→ Problem
Copy out every record precisely.

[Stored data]
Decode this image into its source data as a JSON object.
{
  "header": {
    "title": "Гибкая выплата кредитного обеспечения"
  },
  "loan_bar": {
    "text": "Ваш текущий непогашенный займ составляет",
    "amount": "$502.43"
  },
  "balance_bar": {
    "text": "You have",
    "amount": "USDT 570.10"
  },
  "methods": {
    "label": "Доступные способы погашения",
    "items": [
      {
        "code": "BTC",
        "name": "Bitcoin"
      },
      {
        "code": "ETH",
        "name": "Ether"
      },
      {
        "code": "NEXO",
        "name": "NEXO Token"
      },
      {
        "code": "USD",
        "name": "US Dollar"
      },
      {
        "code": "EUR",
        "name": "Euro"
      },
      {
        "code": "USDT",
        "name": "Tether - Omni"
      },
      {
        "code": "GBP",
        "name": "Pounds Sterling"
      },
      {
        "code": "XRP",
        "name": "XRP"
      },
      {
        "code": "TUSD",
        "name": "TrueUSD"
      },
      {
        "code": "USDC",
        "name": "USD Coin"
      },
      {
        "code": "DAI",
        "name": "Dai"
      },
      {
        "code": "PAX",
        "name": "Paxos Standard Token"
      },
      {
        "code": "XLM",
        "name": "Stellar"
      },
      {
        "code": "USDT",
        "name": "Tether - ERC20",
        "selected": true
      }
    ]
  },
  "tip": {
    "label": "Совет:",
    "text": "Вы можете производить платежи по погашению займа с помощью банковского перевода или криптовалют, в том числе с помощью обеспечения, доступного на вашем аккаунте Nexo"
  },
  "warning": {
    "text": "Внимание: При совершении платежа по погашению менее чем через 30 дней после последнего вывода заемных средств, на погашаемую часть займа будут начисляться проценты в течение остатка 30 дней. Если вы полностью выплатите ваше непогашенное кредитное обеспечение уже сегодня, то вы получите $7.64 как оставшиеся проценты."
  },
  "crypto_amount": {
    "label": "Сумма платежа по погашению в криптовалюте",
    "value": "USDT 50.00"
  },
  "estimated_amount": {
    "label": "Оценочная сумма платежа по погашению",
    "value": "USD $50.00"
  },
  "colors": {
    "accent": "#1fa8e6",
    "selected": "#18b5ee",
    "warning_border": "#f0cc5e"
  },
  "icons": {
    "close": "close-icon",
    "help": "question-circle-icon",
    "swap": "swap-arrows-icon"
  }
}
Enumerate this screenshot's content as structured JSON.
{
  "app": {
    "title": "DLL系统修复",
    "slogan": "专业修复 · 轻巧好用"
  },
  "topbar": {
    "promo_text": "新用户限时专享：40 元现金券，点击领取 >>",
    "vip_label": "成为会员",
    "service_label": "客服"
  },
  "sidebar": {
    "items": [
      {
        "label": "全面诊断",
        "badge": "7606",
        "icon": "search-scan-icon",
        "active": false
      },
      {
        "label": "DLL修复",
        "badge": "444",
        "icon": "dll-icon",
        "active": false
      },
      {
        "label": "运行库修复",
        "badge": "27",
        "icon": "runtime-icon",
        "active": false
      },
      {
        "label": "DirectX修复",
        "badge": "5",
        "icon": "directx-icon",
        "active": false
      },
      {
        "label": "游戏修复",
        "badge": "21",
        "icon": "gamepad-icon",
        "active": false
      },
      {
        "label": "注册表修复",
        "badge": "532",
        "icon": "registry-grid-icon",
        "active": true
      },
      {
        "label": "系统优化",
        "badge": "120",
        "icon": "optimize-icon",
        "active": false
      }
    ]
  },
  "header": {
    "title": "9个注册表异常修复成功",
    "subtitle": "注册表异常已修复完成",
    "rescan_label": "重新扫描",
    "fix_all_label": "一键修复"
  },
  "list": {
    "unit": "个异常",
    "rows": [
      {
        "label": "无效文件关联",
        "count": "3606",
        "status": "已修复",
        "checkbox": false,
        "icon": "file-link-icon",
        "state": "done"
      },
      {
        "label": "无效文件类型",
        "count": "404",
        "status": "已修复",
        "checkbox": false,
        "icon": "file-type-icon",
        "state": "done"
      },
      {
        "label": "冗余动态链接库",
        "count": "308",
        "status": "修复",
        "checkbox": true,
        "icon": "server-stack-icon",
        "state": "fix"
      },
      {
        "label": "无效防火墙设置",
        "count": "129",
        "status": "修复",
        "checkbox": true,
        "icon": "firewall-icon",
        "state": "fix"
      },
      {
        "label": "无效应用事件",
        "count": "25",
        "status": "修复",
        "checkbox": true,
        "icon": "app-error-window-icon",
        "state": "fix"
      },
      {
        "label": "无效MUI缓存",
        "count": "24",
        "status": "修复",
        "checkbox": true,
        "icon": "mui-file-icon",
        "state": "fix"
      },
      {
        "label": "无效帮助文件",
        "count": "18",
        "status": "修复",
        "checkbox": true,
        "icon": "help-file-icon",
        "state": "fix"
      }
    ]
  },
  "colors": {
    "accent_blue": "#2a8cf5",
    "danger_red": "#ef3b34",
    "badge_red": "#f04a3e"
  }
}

→ Problem solution
Decode this image into its source data as a JSON object.
{
  "header": {
    "title": "Гибкая выплата кредитного обеспечения"
  },
  "loan_bar": {
    "text": "Ваш текущий непогашенный займ составляет",
    "amount": "$502.43"
  },
  "balance_bar": {
    "text": "You have",
    "amount": "USDT 570.10"
  },
  "methods": {
    "label": "Доступные способы погашения",
    "items": [
      {
        "code": "BTC",
        "name": "Bitcoin"
      },
      {
        "code": "ETH",
        "name": "Ether"
      },
      {
        "code": "NEXO",
        "name": "NEXO Token"
      },
      {
        "code": "USD",
        "name": "US Dollar"
      },
      {
        "code": "EUR",
        "name": "Euro"
      },
      {
        "code": "USDT",
        "name": "Tether - Omni"
      },
      {
        "code": "GBP",
        "name": "Pounds Sterling"
      },
      {
        "code": "XRP",
        "name": "XRP"
      },
      {
        "code": "TUSD",
        "name": "TrueUSD"
      },
      {
        "code": "USDC",
        "name": "USD Coin"
      },
      {
        "code": "DAI",
        "name": "Dai"
      },
      {
        "code": "PAX",
        "name": "Paxos Standard Token"
      },
      {
        "code": "XLM",
        "name": "Stellar"
      },
      {
        "code": "USDT",
        "name": "Tether - ERC20",
        "selected": true
      }
    ]
  },
  "tip": {
    "label": "Совет:",
    "text": "Вы можете производить платежи по погашению займа с помощью банковского перевода или криптовалют, в том числе с помощью обеспечения, доступного на вашем аккаунте Nexo"
  },
  "warning": {
    "text": "Внимание: При совершении платежа по погашению менее чем через 30 дней после последнего вывода заемных средств, на погашаемую часть займа будут начисляться проценты в течение остатка 30 дней. Если вы полностью выплатите ваше непогашенное кредитное обеспечение уже сегодня, то вы получите $7.64 как оставшиеся проценты."
  },
  "crypto_amount": {
    "label": "Сумма платежа по погашению в криптовалюте",
    "value": "USDT 50.00"
  },
  "estimated_amount": {
    "label": "Оценочная сумма платежа по погашению",
    "value": "USD $50.00"
  },
  "colors": {
    "accent": "#1fa8e6",
    "selected": "#18b5ee",
    "warning_border": "#f0cc5e"
  },
  "icons": {
    "close": "close-icon",
    "help": "question-circle-icon",
    "swap": "swap-arrows-icon"
  }
}
Enumerate this screenshot's content as structured JSON.
{
  "app": {
    "title": "DLL系统修复",
    "slogan": "专业修复 · 轻巧好用"
  },
  "topbar": {
    "promo_text": "新用户限时专享：40 元现金券，点击领取 >>",
    "vip_label": "成为会员",
    "service_label": "客服"
  },
  "sidebar": {
    "items": [
      {
        "label": "全面诊断",
        "badge": "7606",
        "icon": "search-scan-icon",
        "active": false
      },
      {
        "label": "DLL修复",
        "badge": "444",
        "icon": "dll-icon",
        "active": false
      },
      {
        "label": "运行库修复",
        "badge": "27",
        "icon": "runtime-icon",
        "active": false
      },
      {
        "label": "DirectX修复",
        "badge": "5",
        "icon": "directx-icon",
        "active": false
      },
      {
        "label": "游戏修复",
        "badge": "21",
        "icon": "gamepad-icon",
        "active": false
      },
      {
        "label": "注册表修复",
        "badge": "532",
        "icon": "registry-grid-icon",
        "active": true
      },
      {
        "label": "系统优化",
        "badge": "120",
        "icon": "optimize-icon",
        "active": false
      }
    ]
  },
  "header": {
    "title": "9个注册表异常修复成功",
    "subtitle": "注册表异常已修复完成",
    "rescan_label": "重新扫描",
    "fix_all_label": "一键修复"
  },
  "list": {
    "unit": "个异常",
    "rows": [
      {
        "label": "无效文件关联",
        "count": "3606",
        "status": "已修复",
        "checkbox": false,
        "icon": "file-link-icon",
        "state": "done"
      },
      {
        "label": "无效文件类型",
        "count": "404",
        "status": "已修复",
        "checkbox": false,
        "icon": "file-type-icon",
        "state": "done"
      },
      {
        "label": "冗余动态链接库",
        "count": "308",
        "status": "修复",
        "checkbox": true,
        "icon": "server-stack-icon",
        "state": "fix"
      },
      {
        "label": "无效防火墙设置",
        "count": "129",
        "status": "修复",
        "checkbox": true,
        "icon": "firewall-icon",
        "state": "fix"
      },
      {
        "label": "无效应用事件",
        "count": "25",
        "status": "修复",
        "checkbox": true,
        "icon": "app-error-window-icon",
        "state": "fix"
      },
      {
        "label": "无效MUI缓存",
        "count": "24",
        "status": "修复",
        "checkbox": true,
        "icon": "mui-file-icon",
        "state": "fix"
      },
      {
        "label": "无效帮助文件",
        "count": "18",
        "status": "修复",
        "checkbox": true,
        "icon": "help-file-icon",
        "state": "fix"
      }
    ]
  },
  "colors": {
    "accent_blue": "#2a8cf5",
    "danger_red": "#ef3b34",
    "badge_red": "#f04a3e"
  }
}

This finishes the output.